Update the listing below by replacing every "column-divider" with "column-rule". Leave all other text unchanged.

Element location data
* Begin *

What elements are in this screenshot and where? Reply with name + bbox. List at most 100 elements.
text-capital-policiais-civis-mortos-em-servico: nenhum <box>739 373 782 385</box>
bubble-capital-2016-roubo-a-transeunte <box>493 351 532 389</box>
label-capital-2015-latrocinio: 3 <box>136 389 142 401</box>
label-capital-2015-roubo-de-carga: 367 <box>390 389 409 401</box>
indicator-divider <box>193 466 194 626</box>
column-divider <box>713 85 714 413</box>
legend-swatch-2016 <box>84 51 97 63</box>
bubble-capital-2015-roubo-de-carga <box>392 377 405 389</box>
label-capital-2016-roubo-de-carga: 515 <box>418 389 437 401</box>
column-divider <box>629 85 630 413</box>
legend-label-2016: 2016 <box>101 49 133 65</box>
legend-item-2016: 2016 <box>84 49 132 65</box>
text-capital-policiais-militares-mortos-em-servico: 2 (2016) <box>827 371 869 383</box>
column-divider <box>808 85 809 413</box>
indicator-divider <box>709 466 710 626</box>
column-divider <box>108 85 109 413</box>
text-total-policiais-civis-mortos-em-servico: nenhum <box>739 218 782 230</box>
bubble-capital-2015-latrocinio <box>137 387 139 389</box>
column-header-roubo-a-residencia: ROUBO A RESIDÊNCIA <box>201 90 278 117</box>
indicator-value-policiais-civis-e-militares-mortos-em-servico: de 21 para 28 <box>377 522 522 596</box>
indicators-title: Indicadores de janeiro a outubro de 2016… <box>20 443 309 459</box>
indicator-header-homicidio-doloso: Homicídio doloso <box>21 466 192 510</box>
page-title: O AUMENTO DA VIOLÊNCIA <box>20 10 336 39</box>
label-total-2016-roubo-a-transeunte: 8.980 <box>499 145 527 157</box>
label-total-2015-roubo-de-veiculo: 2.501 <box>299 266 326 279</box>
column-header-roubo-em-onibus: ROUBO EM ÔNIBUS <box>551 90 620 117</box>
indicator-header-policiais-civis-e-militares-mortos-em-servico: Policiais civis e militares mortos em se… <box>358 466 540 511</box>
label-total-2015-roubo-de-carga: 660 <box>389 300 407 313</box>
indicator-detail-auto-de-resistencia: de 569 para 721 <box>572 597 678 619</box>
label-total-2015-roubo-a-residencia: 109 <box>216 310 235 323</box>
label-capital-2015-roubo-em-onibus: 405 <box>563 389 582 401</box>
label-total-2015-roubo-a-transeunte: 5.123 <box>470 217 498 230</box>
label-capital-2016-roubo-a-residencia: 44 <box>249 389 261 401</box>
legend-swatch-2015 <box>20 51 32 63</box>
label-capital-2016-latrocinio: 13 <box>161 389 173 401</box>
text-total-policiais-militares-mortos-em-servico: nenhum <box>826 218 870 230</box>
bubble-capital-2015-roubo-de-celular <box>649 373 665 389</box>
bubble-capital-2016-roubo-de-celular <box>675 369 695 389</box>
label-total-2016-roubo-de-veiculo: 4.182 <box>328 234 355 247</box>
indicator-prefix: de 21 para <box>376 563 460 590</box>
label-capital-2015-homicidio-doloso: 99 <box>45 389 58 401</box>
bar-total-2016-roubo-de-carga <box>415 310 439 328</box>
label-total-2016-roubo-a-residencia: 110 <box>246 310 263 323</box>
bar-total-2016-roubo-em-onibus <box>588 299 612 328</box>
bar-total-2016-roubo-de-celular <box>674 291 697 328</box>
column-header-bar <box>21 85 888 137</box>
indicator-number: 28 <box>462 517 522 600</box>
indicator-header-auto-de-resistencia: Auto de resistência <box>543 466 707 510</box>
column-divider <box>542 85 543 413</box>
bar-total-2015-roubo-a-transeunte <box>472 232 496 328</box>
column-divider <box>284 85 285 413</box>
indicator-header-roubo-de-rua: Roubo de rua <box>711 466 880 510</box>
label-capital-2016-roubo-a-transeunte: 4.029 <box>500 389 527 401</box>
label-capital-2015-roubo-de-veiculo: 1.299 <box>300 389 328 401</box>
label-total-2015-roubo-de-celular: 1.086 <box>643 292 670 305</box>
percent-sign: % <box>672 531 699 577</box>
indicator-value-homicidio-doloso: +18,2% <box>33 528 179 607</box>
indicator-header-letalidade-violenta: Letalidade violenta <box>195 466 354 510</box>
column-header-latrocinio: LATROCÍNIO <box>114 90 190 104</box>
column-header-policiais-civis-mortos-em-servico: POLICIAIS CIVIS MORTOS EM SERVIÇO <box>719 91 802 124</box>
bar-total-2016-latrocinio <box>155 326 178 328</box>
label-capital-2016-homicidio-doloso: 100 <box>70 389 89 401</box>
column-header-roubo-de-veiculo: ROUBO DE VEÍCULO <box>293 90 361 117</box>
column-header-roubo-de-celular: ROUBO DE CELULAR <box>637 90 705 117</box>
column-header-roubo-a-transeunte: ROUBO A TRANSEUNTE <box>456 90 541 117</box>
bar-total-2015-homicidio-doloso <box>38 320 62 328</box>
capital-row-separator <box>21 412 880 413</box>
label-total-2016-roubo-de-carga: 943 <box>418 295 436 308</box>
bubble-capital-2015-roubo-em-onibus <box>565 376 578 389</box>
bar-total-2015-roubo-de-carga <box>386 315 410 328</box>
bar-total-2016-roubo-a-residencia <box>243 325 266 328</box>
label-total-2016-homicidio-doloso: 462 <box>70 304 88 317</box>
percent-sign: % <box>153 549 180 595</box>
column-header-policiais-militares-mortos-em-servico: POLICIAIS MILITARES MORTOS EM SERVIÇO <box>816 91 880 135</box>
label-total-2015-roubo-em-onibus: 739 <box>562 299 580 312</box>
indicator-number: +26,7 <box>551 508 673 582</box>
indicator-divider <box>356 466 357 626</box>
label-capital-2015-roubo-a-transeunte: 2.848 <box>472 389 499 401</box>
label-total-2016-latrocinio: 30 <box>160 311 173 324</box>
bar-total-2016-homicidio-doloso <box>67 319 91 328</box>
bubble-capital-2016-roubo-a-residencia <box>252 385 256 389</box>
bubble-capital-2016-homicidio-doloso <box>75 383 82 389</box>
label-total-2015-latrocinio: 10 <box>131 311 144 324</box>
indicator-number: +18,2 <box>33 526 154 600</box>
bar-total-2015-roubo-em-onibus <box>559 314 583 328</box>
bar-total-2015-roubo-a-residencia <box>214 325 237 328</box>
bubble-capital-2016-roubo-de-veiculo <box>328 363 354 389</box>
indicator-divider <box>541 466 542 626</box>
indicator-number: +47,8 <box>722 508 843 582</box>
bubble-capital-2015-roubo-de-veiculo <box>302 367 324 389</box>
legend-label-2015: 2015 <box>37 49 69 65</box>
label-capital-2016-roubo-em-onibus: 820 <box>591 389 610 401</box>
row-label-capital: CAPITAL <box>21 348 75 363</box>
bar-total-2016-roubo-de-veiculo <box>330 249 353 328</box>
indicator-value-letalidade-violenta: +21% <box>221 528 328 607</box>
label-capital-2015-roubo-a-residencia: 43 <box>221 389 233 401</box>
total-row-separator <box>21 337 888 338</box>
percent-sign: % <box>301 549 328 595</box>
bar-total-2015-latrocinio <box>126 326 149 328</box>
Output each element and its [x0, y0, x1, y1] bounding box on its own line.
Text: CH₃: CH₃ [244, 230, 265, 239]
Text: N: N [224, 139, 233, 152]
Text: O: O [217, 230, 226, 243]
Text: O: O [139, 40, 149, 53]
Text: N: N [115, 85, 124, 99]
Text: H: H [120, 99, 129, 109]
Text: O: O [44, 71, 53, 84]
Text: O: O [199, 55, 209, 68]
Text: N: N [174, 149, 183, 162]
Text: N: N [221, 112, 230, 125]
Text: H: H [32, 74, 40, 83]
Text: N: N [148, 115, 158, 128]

* End *

**Solution to this problem:**
What elements are in this screenshot and where? Reply with name + bbox. List at most 100 elements.
text-capital-policiais-civis-mortos-em-servico: nenhum <box>739 373 782 385</box>
bubble-capital-2016-roubo-a-transeunte <box>493 351 532 389</box>
label-capital-2015-latrocinio: 3 <box>136 389 142 401</box>
label-capital-2015-roubo-de-carga: 367 <box>390 389 409 401</box>
indicator-divider <box>193 466 194 626</box>
column-rule <box>713 85 714 413</box>
legend-swatch-2016 <box>84 51 97 63</box>
bubble-capital-2015-roubo-de-carga <box>392 377 405 389</box>
label-capital-2016-roubo-de-carga: 515 <box>418 389 437 401</box>
column-rule <box>629 85 630 413</box>
legend-label-2016: 2016 <box>101 49 133 65</box>
legend-item-2016: 2016 <box>84 49 132 65</box>
text-capital-policiais-militares-mortos-em-servico: 2 (2016) <box>827 371 869 383</box>
column-rule <box>808 85 809 413</box>
indicator-divider <box>709 466 710 626</box>
column-rule <box>108 85 109 413</box>
text-total-policiais-civis-mortos-em-servico: nenhum <box>739 218 782 230</box>
bubble-capital-2015-latrocinio <box>137 387 139 389</box>
column-header-roubo-a-residencia: ROUBO A RESIDÊNCIA <box>201 90 278 117</box>
indicator-value-policiais-civis-e-militares-mortos-em-servico: de 21 para 28 <box>377 522 522 596</box>
indicators-title: Indicadores de janeiro a outubro de 2016… <box>20 443 309 459</box>
indicator-header-homicidio-doloso: Homicídio doloso <box>21 466 192 510</box>
page-title: O AUMENTO DA VIOLÊNCIA <box>20 10 336 39</box>
label-total-2016-roubo-a-transeunte: 8.980 <box>499 145 527 157</box>
label-total-2015-roubo-de-veiculo: 2.501 <box>299 266 326 279</box>
column-header-roubo-em-onibus: ROUBO EM ÔNIBUS <box>551 90 620 117</box>
indicator-header-policiais-civis-e-militares-mortos-em-servico: Policiais civis e militares mortos em se… <box>358 466 540 511</box>
label-total-2015-roubo-de-carga: 660 <box>389 300 407 313</box>
indicator-detail-auto-de-resistencia: de 569 para 721 <box>572 597 678 619</box>
label-total-2015-roubo-a-residencia: 109 <box>216 310 235 323</box>
label-capital-2015-roubo-em-onibus: 405 <box>563 389 582 401</box>
label-total-2015-roubo-a-transeunte: 5.123 <box>470 217 498 230</box>
label-capital-2016-roubo-a-residencia: 44 <box>249 389 261 401</box>
legend-swatch-2015 <box>20 51 32 63</box>
label-capital-2016-latrocinio: 13 <box>161 389 173 401</box>
text-total-policiais-militares-mortos-em-servico: nenhum <box>826 218 870 230</box>
bubble-capital-2015-roubo-de-celular <box>649 373 665 389</box>
bubble-capital-2016-roubo-de-celular <box>675 369 695 389</box>
label-total-2016-roubo-de-veiculo: 4.182 <box>328 234 355 247</box>
indicator-prefix: de 21 para <box>376 563 460 590</box>
label-capital-2015-homicidio-doloso: 99 <box>45 389 58 401</box>
bar-total-2016-roubo-de-carga <box>415 310 439 328</box>
label-total-2016-roubo-a-residencia: 110 <box>246 310 263 323</box>
bar-total-2016-roubo-em-onibus <box>588 299 612 328</box>
bar-total-2016-roubo-de-celular <box>674 291 697 328</box>
column-header-bar <box>21 85 888 137</box>
indicator-number: 28 <box>462 517 522 600</box>
indicator-header-auto-de-resistencia: Auto de resistência <box>543 466 707 510</box>
column-rule <box>542 85 543 413</box>
bar-total-2015-roubo-a-transeunte <box>472 232 496 328</box>
column-rule <box>284 85 285 413</box>
indicator-header-roubo-de-rua: Roubo de rua <box>711 466 880 510</box>
label-capital-2016-roubo-a-transeunte: 4.029 <box>500 389 527 401</box>
label-capital-2015-roubo-de-veiculo: 1.299 <box>300 389 328 401</box>
label-total-2015-roubo-de-celular: 1.086 <box>643 292 670 305</box>
percent-sign: % <box>672 531 699 577</box>
indicator-value-homicidio-doloso: +18,2% <box>33 528 179 607</box>
indicator-header-letalidade-violenta: Letalidade violenta <box>195 466 354 510</box>
column-header-latrocinio: LATROCÍNIO <box>114 90 190 104</box>
column-header-policiais-civis-mortos-em-servico: POLICIAIS CIVIS MORTOS EM SERVIÇO <box>719 91 802 124</box>
bar-total-2016-latrocinio <box>155 326 178 328</box>
label-capital-2016-homicidio-doloso: 100 <box>70 389 89 401</box>
column-header-roubo-de-veiculo: ROUBO DE VEÍCULO <box>293 90 361 117</box>
column-header-roubo-de-celular: ROUBO DE CELULAR <box>637 90 705 117</box>
column-header-roubo-a-transeunte: ROUBO A TRANSEUNTE <box>456 90 541 117</box>
bar-total-2015-homicidio-doloso <box>38 320 62 328</box>
capital-row-separator <box>21 412 880 413</box>
label-total-2016-roubo-de-carga: 943 <box>418 295 436 308</box>
bubble-capital-2015-roubo-em-onibus <box>565 376 578 389</box>
bar-total-2015-roubo-de-carga <box>386 315 410 328</box>
bar-total-2016-roubo-a-residencia <box>243 325 266 328</box>
label-total-2016-homicidio-doloso: 462 <box>70 304 88 317</box>
percent-sign: % <box>153 549 180 595</box>
column-header-policiais-militares-mortos-em-servico: POLICIAIS MILITARES MORTOS EM SERVIÇO <box>816 91 880 135</box>
label-total-2015-roubo-em-onibus: 739 <box>562 299 580 312</box>
indicator-number: +26,7 <box>551 508 673 582</box>
indicator-divider <box>356 466 357 626</box>
label-capital-2015-roubo-a-transeunte: 2.848 <box>472 389 499 401</box>
label-total-2016-latrocinio: 30 <box>160 311 173 324</box>
bar-total-2016-homicidio-doloso <box>67 319 91 328</box>
bubble-capital-2016-roubo-a-residencia <box>252 385 256 389</box>
bubble-capital-2016-homicidio-doloso <box>75 383 82 389</box>
label-total-2015-latrocinio: 10 <box>131 311 144 324</box>
indicator-number: +18,2 <box>33 526 154 600</box>
bar-total-2015-roubo-em-onibus <box>559 314 583 328</box>
bar-total-2015-roubo-a-residencia <box>214 325 237 328</box>
bubble-capital-2016-roubo-de-veiculo <box>328 363 354 389</box>
indicator-divider <box>541 466 542 626</box>
indicator-number: +47,8 <box>722 508 843 582</box>
bubble-capital-2015-roubo-de-veiculo <box>302 367 324 389</box>
legend-label-2015: 2015 <box>37 49 69 65</box>
label-capital-2016-roubo-em-onibus: 820 <box>591 389 610 401</box>
row-label-capital: CAPITAL <box>21 348 75 363</box>
bar-total-2016-roubo-de-veiculo <box>330 249 353 328</box>
indicator-value-letalidade-violenta: +21% <box>221 528 328 607</box>
label-capital-2015-roubo-a-residencia: 43 <box>221 389 233 401</box>
total-row-separator <box>21 337 888 338</box>
percent-sign: % <box>301 549 328 595</box>
bar-total-2015-latrocinio <box>126 326 149 328</box>
Output each element and its [x0, y0, x1, y1] bounding box on its own line.
Text: CH₃: CH₃ [244, 230, 265, 239]
Text: N: N [224, 139, 233, 152]
Text: O: O [217, 230, 226, 243]
Text: O: O [139, 40, 149, 53]
Text: N: N [115, 85, 124, 99]
Text: H: H [120, 99, 129, 109]
Text: O: O [44, 71, 53, 84]
Text: O: O [199, 55, 209, 68]
Text: N: N [174, 149, 183, 162]
Text: N: N [221, 112, 230, 125]
Text: H: H [32, 74, 40, 83]
Text: N: N [148, 115, 158, 128]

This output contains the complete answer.